- **Instructions to follow**
Omit the pictures and output every entry below exactly as written.

Data listing:

━━━━━━━━━━━━━━━━

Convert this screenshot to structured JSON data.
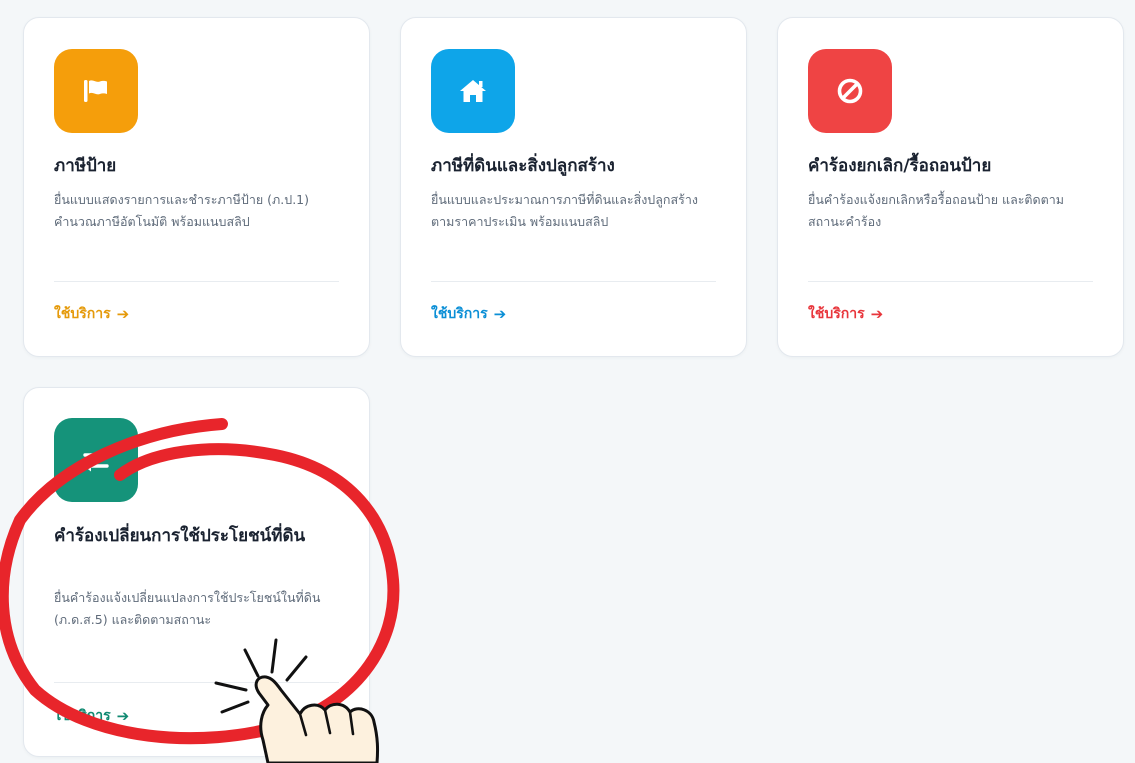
{
  "cards": [
    {
      "icon": "flag-icon",
      "color": "#f59e0b",
      "title": "ภาษีป้าย",
      "description": "ยื่นแบบแสดงรายการและชำระภาษีป้าย (ภ.ป.1) คำนวณภาษีอัตโนมัติ พร้อมแนบสลิป",
      "link_label": "ใช้บริการ",
      "arrow": "➔"
    },
    {
      "icon": "home-icon",
      "color": "#0ea5e9",
      "title": "ภาษีที่ดินและสิ่งปลูกสร้าง",
      "description": "ยื่นแบบและประมาณการภาษีที่ดินและสิ่งปลูกสร้างตามราคาประเมิน พร้อมแนบสลิป",
      "link_label": "ใช้บริการ",
      "arrow": "➔"
    },
    {
      "icon": "ban-icon",
      "color": "#ef4444",
      "title": "คำร้องยกเลิก/รื้อถอนป้าย",
      "description": "ยื่นคำร้องแจ้งยกเลิกหรือรื้อถอนป้าย และติดตามสถานะคำร้อง",
      "link_label": "ใช้บริการ",
      "arrow": "➔"
    },
    {
      "icon": "exchange-icon",
      "color": "#15937a",
      "title": "คำร้องเปลี่ยนการใช้ประโยชน์ที่ดิน",
      "description": "ยื่นคำร้องแจ้งเปลี่ยนแปลงการใช้ประโยชน์ในที่ดิน (ภ.ด.ส.5) และติดตามสถานะ",
      "link_label": "ใช้บริการ",
      "arrow": "➔"
    }
  ],
  "annotation": {
    "circle_color": "#e8252b",
    "hand_icon": "pointing-hand-icon",
    "hand_fill": "#fdf1de"
  }
}
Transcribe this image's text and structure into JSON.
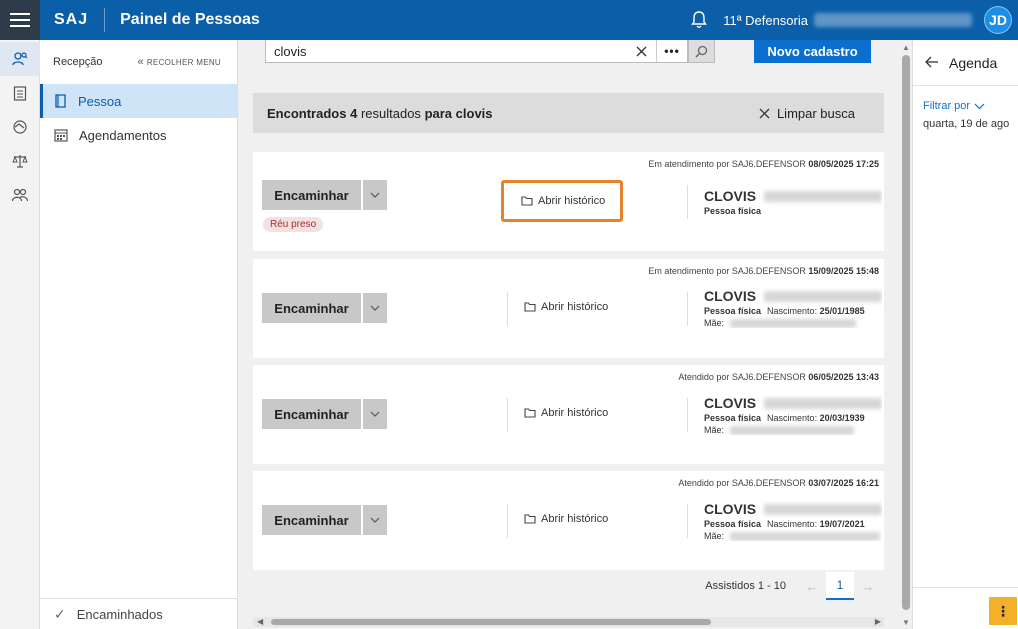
{
  "header": {
    "brand": "SAJ",
    "title": "Painel de Pessoas",
    "org": "11ª Defensoria",
    "avatar_initials": "JD"
  },
  "sidenav": {
    "section": "Recepção",
    "collapse_label": "RECOLHER MENU",
    "items": [
      {
        "label": "Pessoa",
        "active": true
      },
      {
        "label": "Agendamentos",
        "active": false
      }
    ],
    "footer": "Encaminhados"
  },
  "search": {
    "value": "clovis",
    "new_button": "Novo cadastro"
  },
  "results": {
    "prefix": "Encontrados",
    "count": "4",
    "middle": "resultados",
    "for": "para",
    "term": "clovis",
    "clear_label": "Limpar busca"
  },
  "cards": [
    {
      "status": "Em atendimento por SAJ6.DEFENSOR",
      "datetime": "08/05/2025 17:25",
      "forward_label": "Encaminhar",
      "tag": "Réu preso",
      "history_label": "Abrir histórico",
      "name": "CLOVIS",
      "type": "Pessoa física"
    },
    {
      "status": "Em atendimento por SAJ6.DEFENSOR",
      "datetime": "15/09/2025 15:48",
      "forward_label": "Encaminhar",
      "history_label": "Abrir histórico",
      "name": "CLOVIS",
      "type": "Pessoa física",
      "birth_label": "Nascimento:",
      "birth": "25/01/1985",
      "mother_label": "Mãe:"
    },
    {
      "status": "Atendido por SAJ6.DEFENSOR",
      "datetime": "06/05/2025 13:43",
      "forward_label": "Encaminhar",
      "history_label": "Abrir histórico",
      "name": "CLOVIS",
      "type": "Pessoa física",
      "birth_label": "Nascimento:",
      "birth": "20/03/1939",
      "mother_label": "Mãe:"
    },
    {
      "status": "Atendido por SAJ6.DEFENSOR",
      "datetime": "03/07/2025 16:21",
      "forward_label": "Encaminhar",
      "history_label": "Abrir histórico",
      "name": "CLOVIS",
      "type": "Pessoa física",
      "birth_label": "Nascimento:",
      "birth": "19/07/2021",
      "mother_label": "Mãe:"
    }
  ],
  "pager": {
    "range": "Assistidos 1 - 10",
    "current": "1"
  },
  "agenda": {
    "title": "Agenda",
    "filter_label": "Filtrar por",
    "date": "quarta, 19 de ago"
  },
  "colors": {
    "primary": "#0b5ea8",
    "button_blue": "#0b6fd0",
    "highlight": "#e8822a",
    "tag_red": "#a3312f",
    "fab": "#f5b02a"
  }
}
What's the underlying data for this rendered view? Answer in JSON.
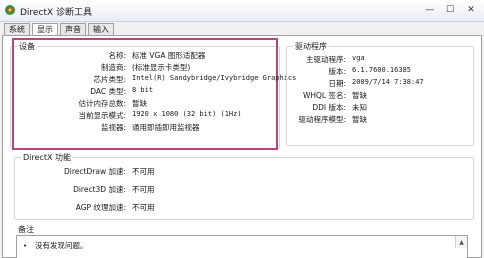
{
  "window": {
    "title": "DirectX 诊断工具",
    "minimize_glyph": "—",
    "maximize_glyph": "☐",
    "close_glyph": "✕"
  },
  "tabs": [
    {
      "label": "系统",
      "active": false
    },
    {
      "label": "显示",
      "active": true
    },
    {
      "label": "声音",
      "active": false
    },
    {
      "label": "输入",
      "active": false
    }
  ],
  "device": {
    "title": "设备",
    "rows": [
      {
        "label": "名称:",
        "value": "标准 VGA 图形适配器"
      },
      {
        "label": "制造商:",
        "value": "(标准显示卡类型)"
      },
      {
        "label": "芯片类型:",
        "value": "Intel(R) Sandybridge/Ivybridge Graphics"
      },
      {
        "label": "DAC 类型:",
        "value": "8 bit"
      },
      {
        "label": "估计内存总数:",
        "value": "暂缺"
      },
      {
        "label": "当前显示模式:",
        "value": "1920 x 1080 (32 bit) (1Hz)"
      },
      {
        "label": "监视器:",
        "value": "通用即插即用监视器"
      }
    ],
    "highlight_color": "#b9457f"
  },
  "driver": {
    "title": "驱动程序",
    "rows": [
      {
        "label": "主驱动程序:",
        "value": "vga"
      },
      {
        "label": "版本:",
        "value": "6.1.7600.16385"
      },
      {
        "label": "日期:",
        "value": "2009/7/14 7:38:47"
      },
      {
        "label": "WHQL 签名:",
        "value": "暂缺"
      },
      {
        "label": "DDI 版本:",
        "value": "未知"
      },
      {
        "label": "驱动程序模型:",
        "value": "暂缺"
      }
    ]
  },
  "directx": {
    "title": "DirectX 功能",
    "rows": [
      {
        "label": "DirectDraw 加速:",
        "value": "不可用"
      },
      {
        "label": "Direct3D 加速:",
        "value": "不可用"
      },
      {
        "label": "AGP 纹理加速:",
        "value": "不可用"
      }
    ]
  },
  "notes": {
    "title": "备注",
    "bullet": "•",
    "text": "没有发现问题。"
  },
  "icons": {
    "app": "directx-app-icon",
    "minimize": "minimize-icon",
    "maximize": "maximize-icon",
    "close": "close-icon",
    "scroll_up": "scroll-up-arrow-icon"
  }
}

━━━━━━━━━━━━━━━━

- **Correct result**
Convert this screenshot to structured JSON data.
{
  "cards": [
    {
      "icon": "flag-icon",
      "color": "#f59e0b",
      "title": "ภาษีป้าย",
      "description": "ยื่นแบบแสดงรายการและชำระภาษีป้าย (ภ.ป.1) คำนวณภาษีอัตโนมัติ พร้อมแนบสลิป",
      "link_label": "ใช้บริการ",
      "arrow": "➔"
    },
    {
      "icon": "home-icon",
      "color": "#0ea5e9",
      "title": "ภาษีที่ดินและสิ่งปลูกสร้าง",
      "description": "ยื่นแบบและประมาณการภาษีที่ดินและสิ่งปลูกสร้างตามราคาประเมิน พร้อมแนบสลิป",
      "link_label": "ใช้บริการ",
      "arrow": "➔"
    },
    {
      "icon": "ban-icon",
      "color": "#ef4444",
      "title": "คำร้องยกเลิก/รื้อถอนป้าย",
      "description": "ยื่นคำร้องแจ้งยกเลิกหรือรื้อถอนป้าย และติดตามสถานะคำร้อง",
      "link_label": "ใช้บริการ",
      "arrow": "➔"
    },
    {
      "icon": "exchange-icon",
      "color": "#15937a",
      "title": "คำร้องเปลี่ยนการใช้ประโยชน์ที่ดิน",
      "description": "ยื่นคำร้องแจ้งเปลี่ยนแปลงการใช้ประโยชน์ในที่ดิน (ภ.ด.ส.5) และติดตามสถานะ",
      "link_label": "ใช้บริการ",
      "arrow": "➔"
    }
  ],
  "annotation": {
    "circle_color": "#e8252b",
    "hand_icon": "pointing-hand-icon",
    "hand_fill": "#fdf1de"
  }
}
Transcribe this image's text and structure into JSON.
{
  "header": {
    "brand": "SAJ",
    "title": "Painel de Pessoas",
    "org": "11ª Defensoria",
    "avatar_initials": "JD"
  },
  "sidenav": {
    "section": "Recepção",
    "collapse_label": "RECOLHER MENU",
    "items": [
      {
        "label": "Pessoa",
        "active": true
      },
      {
        "label": "Agendamentos",
        "active": false
      }
    ],
    "footer": "Encaminhados"
  },
  "search": {
    "value": "clovis",
    "new_button": "Novo cadastro"
  },
  "results": {
    "prefix": "Encontrados",
    "count": "4",
    "middle": "resultados",
    "for": "para",
    "term": "clovis",
    "clear_label": "Limpar busca"
  },
  "cards": [
    {
      "status": "Em atendimento por SAJ6.DEFENSOR",
      "datetime": "08/05/2025 17:25",
      "forward_label": "Encaminhar",
      "tag": "Réu preso",
      "history_label": "Abrir histórico",
      "name": "CLOVIS",
      "type": "Pessoa física"
    },
    {
      "status": "Em atendimento por SAJ6.DEFENSOR",
      "datetime": "15/09/2025 15:48",
      "forward_label": "Encaminhar",
      "history_label": "Abrir histórico",
      "name": "CLOVIS",
      "type": "Pessoa física",
      "birth_label": "Nascimento:",
      "birth": "25/01/1985",
      "mother_label": "Mãe:"
    },
    {
      "status": "Atendido por SAJ6.DEFENSOR",
      "datetime": "06/05/2025 13:43",
      "forward_label": "Encaminhar",
      "history_label": "Abrir histórico",
      "name": "CLOVIS",
      "type": "Pessoa física",
      "birth_label": "Nascimento:",
      "birth": "20/03/1939",
      "mother_label": "Mãe:"
    },
    {
      "status": "Atendido por SAJ6.DEFENSOR",
      "datetime": "03/07/2025 16:21",
      "forward_label": "Encaminhar",
      "history_label": "Abrir histórico",
      "name": "CLOVIS",
      "type": "Pessoa física",
      "birth_label": "Nascimento:",
      "birth": "19/07/2021",
      "mother_label": "Mãe:"
    }
  ],
  "pager": {
    "range": "Assistidos 1 - 10",
    "current": "1"
  },
  "agenda": {
    "title": "Agenda",
    "filter_label": "Filtrar por",
    "date": "quarta, 19 de ago"
  },
  "colors": {
    "primary": "#0b5ea8",
    "button_blue": "#0b6fd0",
    "highlight": "#e8822a",
    "tag_red": "#a3312f",
    "fab": "#f5b02a"
  }
}
What's the underlying data for this rendered view? Answer in JSON.
{
  "window": {
    "title": "DirectX 诊断工具",
    "minimize_glyph": "—",
    "maximize_glyph": "☐",
    "close_glyph": "✕"
  },
  "tabs": [
    {
      "label": "系统",
      "active": false
    },
    {
      "label": "显示",
      "active": true
    },
    {
      "label": "声音",
      "active": false
    },
    {
      "label": "输入",
      "active": false
    }
  ],
  "device": {
    "title": "设备",
    "rows": [
      {
        "label": "名称:",
        "value": "标准 VGA 图形适配器"
      },
      {
        "label": "制造商:",
        "value": "(标准显示卡类型)"
      },
      {
        "label": "芯片类型:",
        "value": "Intel(R) Sandybridge/Ivybridge Graphics"
      },
      {
        "label": "DAC 类型:",
        "value": "8 bit"
      },
      {
        "label": "估计内存总数:",
        "value": "暂缺"
      },
      {
        "label": "当前显示模式:",
        "value": "1920 x 1080 (32 bit) (1Hz)"
      },
      {
        "label": "监视器:",
        "value": "通用即插即用监视器"
      }
    ],
    "highlight_color": "#b9457f"
  },
  "driver": {
    "title": "驱动程序",
    "rows": [
      {
        "label": "主驱动程序:",
        "value": "vga"
      },
      {
        "label": "版本:",
        "value": "6.1.7600.16385"
      },
      {
        "label": "日期:",
        "value": "2009/7/14 7:38:47"
      },
      {
        "label": "WHQL 签名:",
        "value": "暂缺"
      },
      {
        "label": "DDI 版本:",
        "value": "未知"
      },
      {
        "label": "驱动程序模型:",
        "value": "暂缺"
      }
    ]
  },
  "directx": {
    "title": "DirectX 功能",
    "rows": [
      {
        "label": "DirectDraw 加速:",
        "value": "不可用"
      },
      {
        "label": "Direct3D 加速:",
        "value": "不可用"
      },
      {
        "label": "AGP 纹理加速:",
        "value": "不可用"
      }
    ]
  },
  "notes": {
    "title": "备注",
    "bullet": "•",
    "text": "没有发现问题。"
  },
  "icons": {
    "app": "directx-app-icon",
    "minimize": "minimize-icon",
    "maximize": "maximize-icon",
    "close": "close-icon",
    "scroll_up": "scroll-up-arrow-icon"
  }
}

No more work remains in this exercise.